• **Stated goal**
Quote the records beneath, complete and exact. Leave out images.

------ Material for this exercise

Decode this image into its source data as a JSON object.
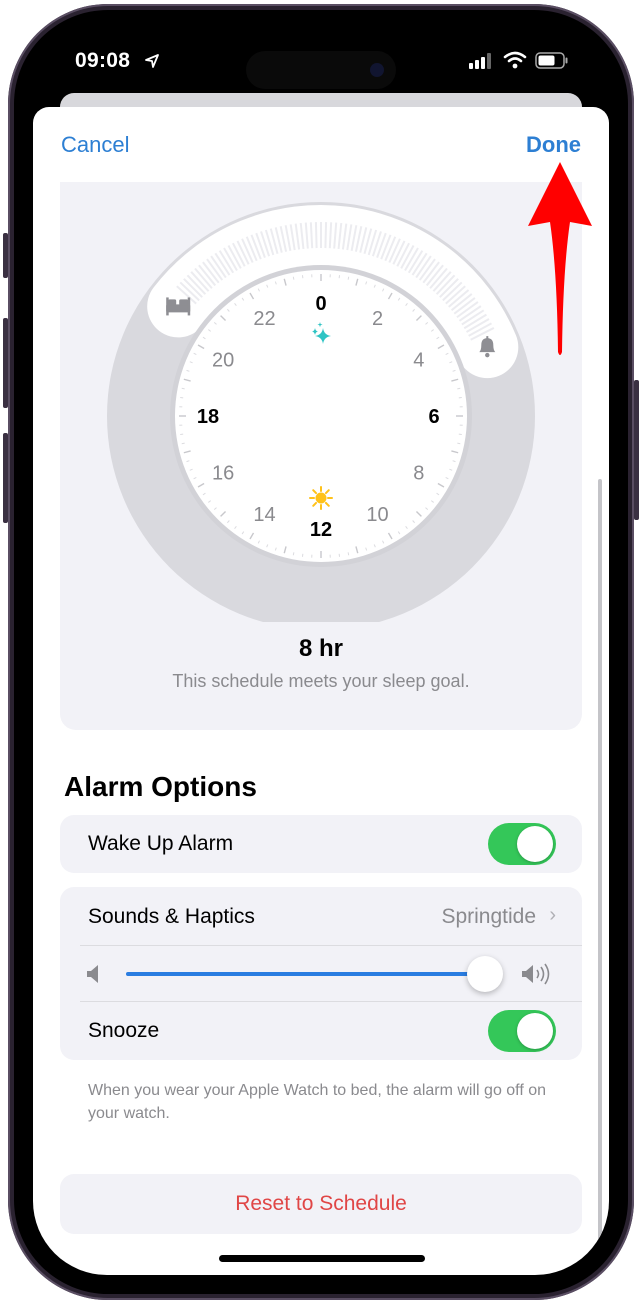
{
  "status_bar": {
    "time": "09:08",
    "location_icon": "location-arrow-icon",
    "signal_icon": "cellular-signal-icon",
    "wifi_icon": "wifi-icon",
    "battery_icon": "battery-icon"
  },
  "nav": {
    "cancel_label": "Cancel",
    "done_label": "Done"
  },
  "schedule": {
    "clock_hour_labels": [
      {
        "hour": 0,
        "label": "0",
        "emphasis": true
      },
      {
        "hour": 2,
        "label": "2",
        "emphasis": false
      },
      {
        "hour": 4,
        "label": "4",
        "emphasis": false
      },
      {
        "hour": 6,
        "label": "6",
        "emphasis": true
      },
      {
        "hour": 8,
        "label": "8",
        "emphasis": false
      },
      {
        "hour": 10,
        "label": "10",
        "emphasis": false
      },
      {
        "hour": 12,
        "label": "12",
        "emphasis": true
      },
      {
        "hour": 14,
        "label": "14",
        "emphasis": false
      },
      {
        "hour": 16,
        "label": "16",
        "emphasis": false
      },
      {
        "hour": 18,
        "label": "18",
        "emphasis": true
      },
      {
        "hour": 20,
        "label": "20",
        "emphasis": false
      },
      {
        "hour": 22,
        "label": "22",
        "emphasis": false
      }
    ],
    "bedtime_hour": 20.5,
    "wake_hour": 4.5,
    "bedtime_icon": "bed-icon",
    "wake_icon": "bell-icon",
    "night_icon": "sparkles-icon",
    "day_icon": "sun-icon",
    "duration": "8 hr",
    "goal_message": "This schedule meets your sleep goal."
  },
  "alarm_options": {
    "title": "Alarm Options",
    "wake_up_alarm": {
      "label": "Wake Up Alarm",
      "on": true
    },
    "sounds_haptics": {
      "label": "Sounds & Haptics",
      "value": "Springtide"
    },
    "volume": {
      "level": 0.93,
      "min_icon": "speaker-low-icon",
      "max_icon": "speaker-high-icon"
    },
    "snooze": {
      "label": "Snooze",
      "on": true
    },
    "footnote": "When you wear your Apple Watch to bed, the alarm will go off on your watch."
  },
  "reset_label": "Reset to Schedule",
  "colors": {
    "accent_blue": "#2d7fd3",
    "toggle_green": "#34c759",
    "destructive_red": "#e04646",
    "annotation_red": "#ff0000",
    "sparkle_teal": "#2ec4c4",
    "sun_yellow": "#ffc21a"
  }
}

------------

• **Response to this task**
Decode this image into its source data as a JSON object.
{
  "status_bar": {
    "time": "09:08",
    "location_icon": "location-arrow-icon",
    "signal_icon": "cellular-signal-icon",
    "wifi_icon": "wifi-icon",
    "battery_icon": "battery-icon"
  },
  "nav": {
    "cancel_label": "Cancel",
    "done_label": "Done"
  },
  "schedule": {
    "clock_hour_labels": [
      {
        "hour": 0,
        "label": "0",
        "emphasis": true
      },
      {
        "hour": 2,
        "label": "2",
        "emphasis": false
      },
      {
        "hour": 4,
        "label": "4",
        "emphasis": false
      },
      {
        "hour": 6,
        "label": "6",
        "emphasis": true
      },
      {
        "hour": 8,
        "label": "8",
        "emphasis": false
      },
      {
        "hour": 10,
        "label": "10",
        "emphasis": false
      },
      {
        "hour": 12,
        "label": "12",
        "emphasis": true
      },
      {
        "hour": 14,
        "label": "14",
        "emphasis": false
      },
      {
        "hour": 16,
        "label": "16",
        "emphasis": false
      },
      {
        "hour": 18,
        "label": "18",
        "emphasis": true
      },
      {
        "hour": 20,
        "label": "20",
        "emphasis": false
      },
      {
        "hour": 22,
        "label": "22",
        "emphasis": false
      }
    ],
    "bedtime_hour": 20.5,
    "wake_hour": 4.5,
    "bedtime_icon": "bed-icon",
    "wake_icon": "bell-icon",
    "night_icon": "sparkles-icon",
    "day_icon": "sun-icon",
    "duration": "8 hr",
    "goal_message": "This schedule meets your sleep goal."
  },
  "alarm_options": {
    "title": "Alarm Options",
    "wake_up_alarm": {
      "label": "Wake Up Alarm",
      "on": true
    },
    "sounds_haptics": {
      "label": "Sounds & Haptics",
      "value": "Springtide"
    },
    "volume": {
      "level": 0.93,
      "min_icon": "speaker-low-icon",
      "max_icon": "speaker-high-icon"
    },
    "snooze": {
      "label": "Snooze",
      "on": true
    },
    "footnote": "When you wear your Apple Watch to bed, the alarm will go off on your watch."
  },
  "reset_label": "Reset to Schedule",
  "colors": {
    "accent_blue": "#2d7fd3",
    "toggle_green": "#34c759",
    "destructive_red": "#e04646",
    "annotation_red": "#ff0000",
    "sparkle_teal": "#2ec4c4",
    "sun_yellow": "#ffc21a"
  }
}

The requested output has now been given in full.